[Data items]
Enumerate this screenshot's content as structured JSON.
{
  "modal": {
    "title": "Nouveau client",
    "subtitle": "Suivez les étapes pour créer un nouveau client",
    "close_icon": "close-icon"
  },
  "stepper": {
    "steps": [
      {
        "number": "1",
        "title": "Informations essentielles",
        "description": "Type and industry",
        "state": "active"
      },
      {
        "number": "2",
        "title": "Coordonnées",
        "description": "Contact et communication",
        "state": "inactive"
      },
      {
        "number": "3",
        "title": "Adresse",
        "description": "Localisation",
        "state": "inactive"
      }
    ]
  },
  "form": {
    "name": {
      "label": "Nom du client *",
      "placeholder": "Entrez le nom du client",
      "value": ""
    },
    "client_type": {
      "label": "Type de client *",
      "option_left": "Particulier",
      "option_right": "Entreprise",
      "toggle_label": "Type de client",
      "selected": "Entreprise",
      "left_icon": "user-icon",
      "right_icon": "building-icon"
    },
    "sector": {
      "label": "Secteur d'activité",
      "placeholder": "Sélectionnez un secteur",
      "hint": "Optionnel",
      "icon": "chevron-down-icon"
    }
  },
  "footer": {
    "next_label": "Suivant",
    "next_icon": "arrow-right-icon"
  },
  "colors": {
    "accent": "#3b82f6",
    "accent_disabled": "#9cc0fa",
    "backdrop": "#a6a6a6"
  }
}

--

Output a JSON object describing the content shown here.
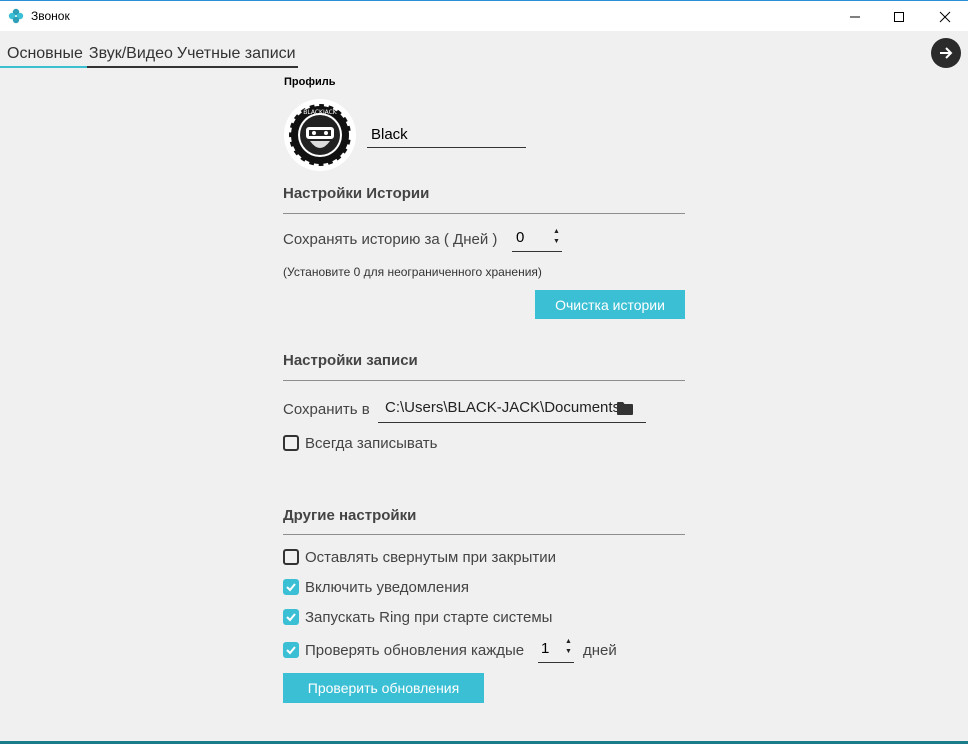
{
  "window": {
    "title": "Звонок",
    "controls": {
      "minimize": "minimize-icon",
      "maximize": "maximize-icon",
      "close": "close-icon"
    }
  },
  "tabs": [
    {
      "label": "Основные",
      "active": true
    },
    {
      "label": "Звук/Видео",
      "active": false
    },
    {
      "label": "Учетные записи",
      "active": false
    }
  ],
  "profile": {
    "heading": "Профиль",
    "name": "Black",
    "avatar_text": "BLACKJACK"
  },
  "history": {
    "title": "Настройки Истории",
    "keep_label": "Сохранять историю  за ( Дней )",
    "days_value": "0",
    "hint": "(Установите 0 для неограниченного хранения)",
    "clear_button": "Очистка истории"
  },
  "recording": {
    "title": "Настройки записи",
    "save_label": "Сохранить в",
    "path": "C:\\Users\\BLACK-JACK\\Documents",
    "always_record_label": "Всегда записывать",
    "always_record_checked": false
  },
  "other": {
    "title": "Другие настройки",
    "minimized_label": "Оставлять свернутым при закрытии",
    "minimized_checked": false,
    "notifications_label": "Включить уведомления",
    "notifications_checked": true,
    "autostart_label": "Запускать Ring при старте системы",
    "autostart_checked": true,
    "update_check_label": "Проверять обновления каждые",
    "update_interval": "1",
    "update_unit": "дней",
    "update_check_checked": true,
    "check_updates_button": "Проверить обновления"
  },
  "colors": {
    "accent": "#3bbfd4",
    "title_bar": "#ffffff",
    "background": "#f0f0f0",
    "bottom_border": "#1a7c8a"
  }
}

Do this: Pull every line containing the word "false" out of the material.

Response to the task:
      "active": false
      "active": false
    "always_record_checked": false
    "minimized_checked": false,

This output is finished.